═══ PROVIDED PASSAGE

Lindsey v. Hyler
918 F.3d 1109
10th Cir.2019Background
- On a November night in 2015, Kyle Lindsey (UTV driver) and passenger Zayne Mann were seriously injured when Lindsey lost control of an off-road utility vehicle (UTV) on a gravel road after a brief police pursuit by Officer Brandon Hyler.
- Officer Hyler activated lights and siren after observing the UTV run a stop sign; Lindsey accelerated onto a highway and into gravel, and the UTV rolled within less than a mile of pursuit.
- Plaintiffs alleged Hyler intentionally struck or forced the UTV off the road (Fourth Amendment excessive-force / seizure) and that the pursuit amounted to conscience-shocking conduct (Fourteenth Amendment substantive due process).
- Plaintiffs presented no eyewitness memory of the crash; Hyler testified he arrived after the UTV had already crashed. Plaintiffs’ expert could only say the UTV had damage “consistent with” an impact but could not say contact occurred; Hyler’s expert found no physical evidence of contact and attributed the crash to excessive speed entering a curve.
- District court granted summary judgment to Hyler and the City of Webbers Falls; on appeal the Tenth Circuit affirmed, concluding the record lacked evidence of a seizure or of conscience-shocking conduct, and thus Hyler was entitled to qualified immunity and the municipality could not be liable.
Issues
| Issue | Plaintiff's Argument | Defendant's Argument | Held |
|---|---|---|---|
| Whether Hyler’s actions constituted a Fourth Amendment seizure / excessive force | Hyler intentionally contacted/forced the UTV off the road, causing the crash | No evidence of contact; Hyler arrived after crash; any contact was speculative | No seizure: plaintiffs failed to show contact or intentional action; Fourth Amendment claim dismissed |
| Whether the pursuit violated Fourteenth Amendment substantive due process | Initiating and continuing pursuit for minor infractions was conscience-shocking and arbitrary | Pursuit was a response to traffic violations and flight; no intent to harm or deliberate indifference | No due-process violation: conduct not conscience-shocking under controlling standard |
| Whether Hyler is entitled to qualified immunity | Constitutional rights were violated and clearly established | Plaintiffs failed to show any constitutional violation, so immunity applies | Qualified immunity affirmed because plaintiffs did not demonstrate a constitutional violation |
| Whether the City is liable under Monell for inadequate training | City’s training failures caused the constitutional harm | No underlying constitutional violation; thus no municipal liability | Municipal-liability claims fail because no officer constitutional violation was shown |
Key Cases Cited
- Graham v. Connor, 490 U.S. 386 (1989) (use-of-force claims judged by Fourth Amendment reasonableness standard)

══════

[STATED EXERCISE]
Translate this sentence from the case summary above into Spanish: "Officer Hyler activated lights and siren after observing the UTV run a stop sign; Lindsey accelerated onto a highway and into gravel, and the UTV rolled within less than a mile of pursuit."

═══ MATERIAL PROVIDED

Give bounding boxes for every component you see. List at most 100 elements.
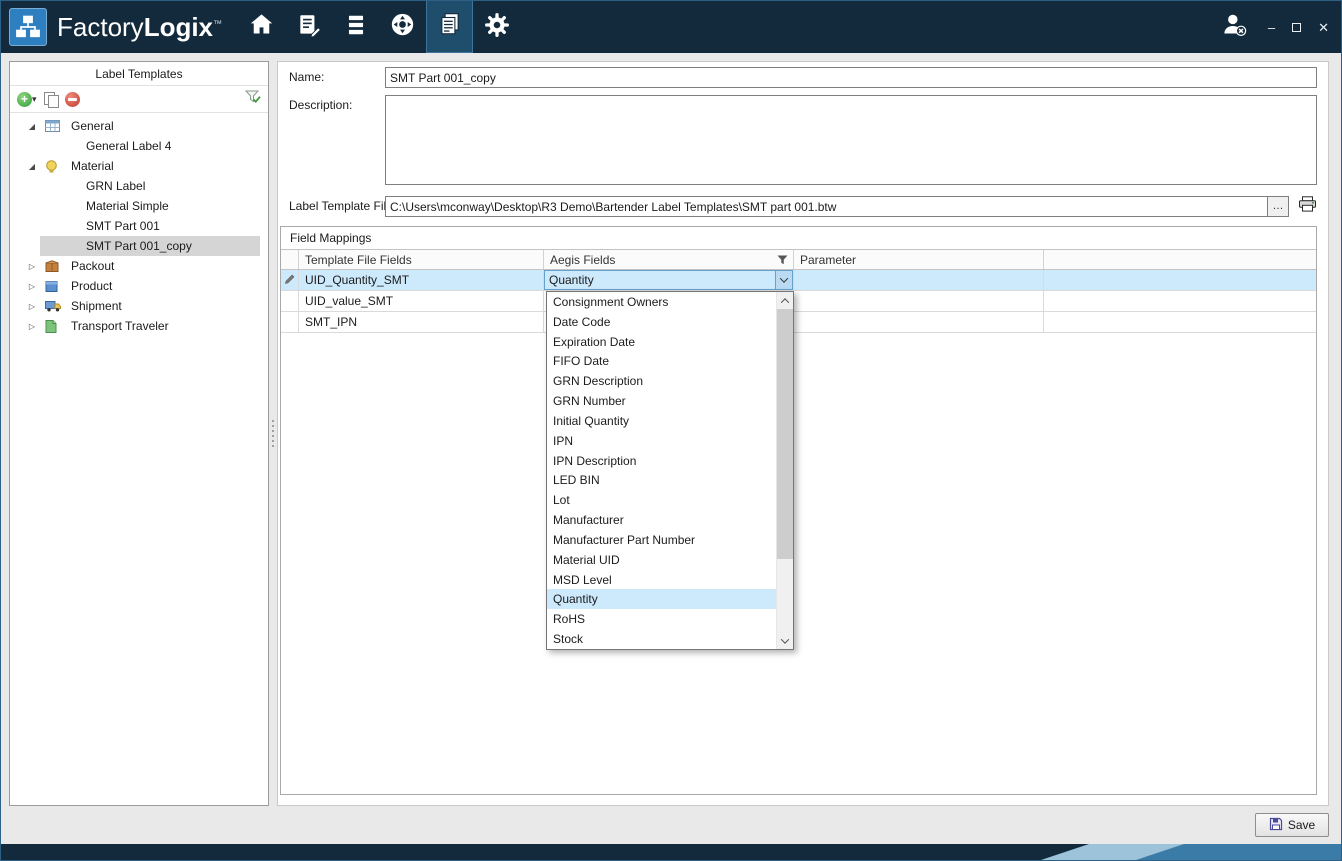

══════

[SOLUTION FOR THIS TASK]
El agente Hyler activó las luces y la sirena después de observar que el UTV se pasaba una señal de alto; Lindsey aceleró hacia una carretera y luego hacia la grava, y el UTV volcó tras menos de una milla de persecución.